» RAW DATA:
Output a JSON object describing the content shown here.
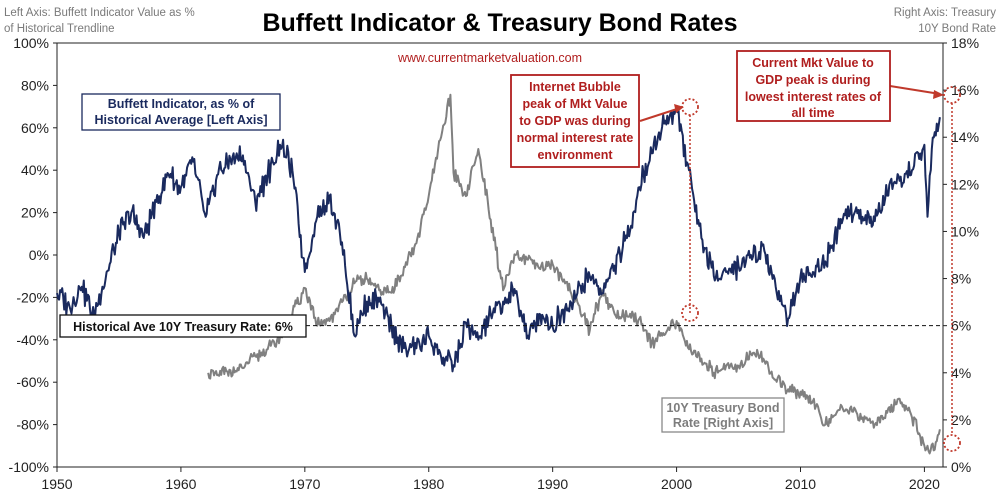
{
  "chart_data": {
    "type": "line",
    "title": "Buffett Indicator & Treasury Bond Rates",
    "source": "www.currentmarketvaluation.com",
    "left_axis_caption": [
      "Left Axis: Buffett Indicator Value as %",
      "of Historical Trendline"
    ],
    "right_axis_caption": [
      "Right Axis: Treasury",
      "10Y Bond Rate"
    ],
    "x_ticks": [
      "1950",
      "1960",
      "1970",
      "1980",
      "1990",
      "2000",
      "2010",
      "2020"
    ],
    "y_left_ticks": [
      "100%",
      "80%",
      "60%",
      "40%",
      "20%",
      "0%",
      "-20%",
      "-40%",
      "-60%",
      "-80%",
      "-100%"
    ],
    "y_right_ticks": [
      "18%",
      "16%",
      "14%",
      "12%",
      "10%",
      "8%",
      "6%",
      "4%",
      "2%",
      "0%"
    ],
    "xlim": [
      1950,
      2021.5
    ],
    "ylim_left": [
      -100,
      100
    ],
    "ylim_right": [
      0,
      18
    ],
    "grid": false,
    "historical_average_rate": 6,
    "series": [
      {
        "name": "Buffett Indicator, as % of Historical Average [Left Axis]",
        "axis": "left",
        "color": "#1a2a5e",
        "points": [
          [
            1950,
            -18
          ],
          [
            1951,
            -24
          ],
          [
            1952,
            -15
          ],
          [
            1953,
            -28
          ],
          [
            1954,
            -8
          ],
          [
            1955,
            10
          ],
          [
            1956,
            20
          ],
          [
            1957,
            8
          ],
          [
            1958,
            25
          ],
          [
            1959,
            38
          ],
          [
            1960,
            32
          ],
          [
            1961,
            44
          ],
          [
            1962,
            18
          ],
          [
            1963,
            38
          ],
          [
            1964,
            45
          ],
          [
            1965,
            47
          ],
          [
            1966,
            25
          ],
          [
            1967,
            38
          ],
          [
            1968,
            52
          ],
          [
            1969,
            40
          ],
          [
            1970,
            -8
          ],
          [
            1971,
            18
          ],
          [
            1972,
            28
          ],
          [
            1973,
            6
          ],
          [
            1974,
            -38
          ],
          [
            1975,
            -22
          ],
          [
            1976,
            -22
          ],
          [
            1977,
            -34
          ],
          [
            1978,
            -44
          ],
          [
            1979,
            -44
          ],
          [
            1980,
            -38
          ],
          [
            1981,
            -48
          ],
          [
            1982,
            -52
          ],
          [
            1983,
            -32
          ],
          [
            1984,
            -40
          ],
          [
            1985,
            -28
          ],
          [
            1986,
            -22
          ],
          [
            1987,
            -18
          ],
          [
            1988,
            -38
          ],
          [
            1989,
            -28
          ],
          [
            1990,
            -34
          ],
          [
            1991,
            -25
          ],
          [
            1992,
            -18
          ],
          [
            1993,
            -10
          ],
          [
            1994,
            -18
          ],
          [
            1995,
            -5
          ],
          [
            1996,
            8
          ],
          [
            1997,
            32
          ],
          [
            1998,
            48
          ],
          [
            1999,
            62
          ],
          [
            2000,
            68
          ],
          [
            2001,
            40
          ],
          [
            2002,
            8
          ],
          [
            2003,
            -10
          ],
          [
            2004,
            -8
          ],
          [
            2005,
            -5
          ],
          [
            2006,
            0
          ],
          [
            2007,
            5
          ],
          [
            2008,
            -15
          ],
          [
            2009,
            -30
          ],
          [
            2010,
            -10
          ],
          [
            2011,
            -8
          ],
          [
            2012,
            -3
          ],
          [
            2013,
            12
          ],
          [
            2014,
            20
          ],
          [
            2015,
            18
          ],
          [
            2016,
            16
          ],
          [
            2017,
            28
          ],
          [
            2018,
            35
          ],
          [
            2019,
            40
          ],
          [
            2020,
            52
          ],
          [
            2020.25,
            18
          ],
          [
            2020.6,
            50
          ],
          [
            2021,
            62
          ],
          [
            2021.25,
            65
          ]
        ]
      },
      {
        "name": "10Y Treasury Bond Rate [Right Axis]",
        "axis": "right",
        "color": "#808080",
        "points": [
          [
            1962.2,
            4.0
          ],
          [
            1963,
            3.9
          ],
          [
            1964,
            4.1
          ],
          [
            1965,
            4.2
          ],
          [
            1966,
            4.7
          ],
          [
            1967,
            5.0
          ],
          [
            1968,
            5.5
          ],
          [
            1969,
            6.5
          ],
          [
            1970,
            7.6
          ],
          [
            1971,
            6.0
          ],
          [
            1972,
            6.2
          ],
          [
            1973,
            7.0
          ],
          [
            1974,
            7.8
          ],
          [
            1975,
            8.0
          ],
          [
            1976,
            7.5
          ],
          [
            1977,
            7.4
          ],
          [
            1978,
            8.5
          ],
          [
            1979,
            9.5
          ],
          [
            1980,
            11.5
          ],
          [
            1981,
            14.0
          ],
          [
            1981.75,
            15.8
          ],
          [
            1982,
            12.5
          ],
          [
            1983,
            11.5
          ],
          [
            1984,
            13.5
          ],
          [
            1985,
            10.5
          ],
          [
            1986,
            7.5
          ],
          [
            1987,
            9.0
          ],
          [
            1988,
            8.8
          ],
          [
            1989,
            8.4
          ],
          [
            1990,
            8.6
          ],
          [
            1991,
            7.8
          ],
          [
            1992,
            7.0
          ],
          [
            1993,
            5.8
          ],
          [
            1994,
            7.5
          ],
          [
            1995,
            6.5
          ],
          [
            1996,
            6.4
          ],
          [
            1997,
            6.3
          ],
          [
            1998,
            5.3
          ],
          [
            1999,
            5.6
          ],
          [
            2000,
            6.2
          ],
          [
            2001,
            5.0
          ],
          [
            2002,
            4.6
          ],
          [
            2003,
            4.0
          ],
          [
            2004,
            4.3
          ],
          [
            2005,
            4.3
          ],
          [
            2006,
            4.8
          ],
          [
            2007,
            4.6
          ],
          [
            2008,
            3.7
          ],
          [
            2009,
            3.3
          ],
          [
            2010,
            3.2
          ],
          [
            2011,
            2.8
          ],
          [
            2012,
            1.8
          ],
          [
            2013,
            2.4
          ],
          [
            2014,
            2.5
          ],
          [
            2015,
            2.1
          ],
          [
            2016,
            1.8
          ],
          [
            2017,
            2.3
          ],
          [
            2018,
            2.9
          ],
          [
            2019,
            2.1
          ],
          [
            2020,
            0.9
          ],
          [
            2020.5,
            0.7
          ],
          [
            2021,
            1.1
          ],
          [
            2021.25,
            1.6
          ]
        ]
      }
    ],
    "annotations": {
      "buffett_label": [
        "Buffett Indicator, as % of",
        "Historical Average [Left Axis]"
      ],
      "treasury_label": [
        "10Y Treasury Bond",
        "Rate [Right Axis]"
      ],
      "historical_average_label": "Historical Ave 10Y Treasury Rate: 6%",
      "bubble_note": [
        "Internet Bubble",
        "peak of Mkt Value",
        "to GDP was during",
        "normal interest rate",
        "environment"
      ],
      "current_note": [
        "Current Mkt Value to",
        "GDP peak is during",
        "lowest interest rates of",
        "all time"
      ]
    }
  }
}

» WHAT YOU HAVE TO DO: Which lines hold the string "name"? Copy all of them from the data above.

» RESULT OF THIS TASK:
        "name": "Buffett Indicator, as % of Historical Average [Left Axis]",
        "name": "10Y Treasury Bond Rate [Right Axis]",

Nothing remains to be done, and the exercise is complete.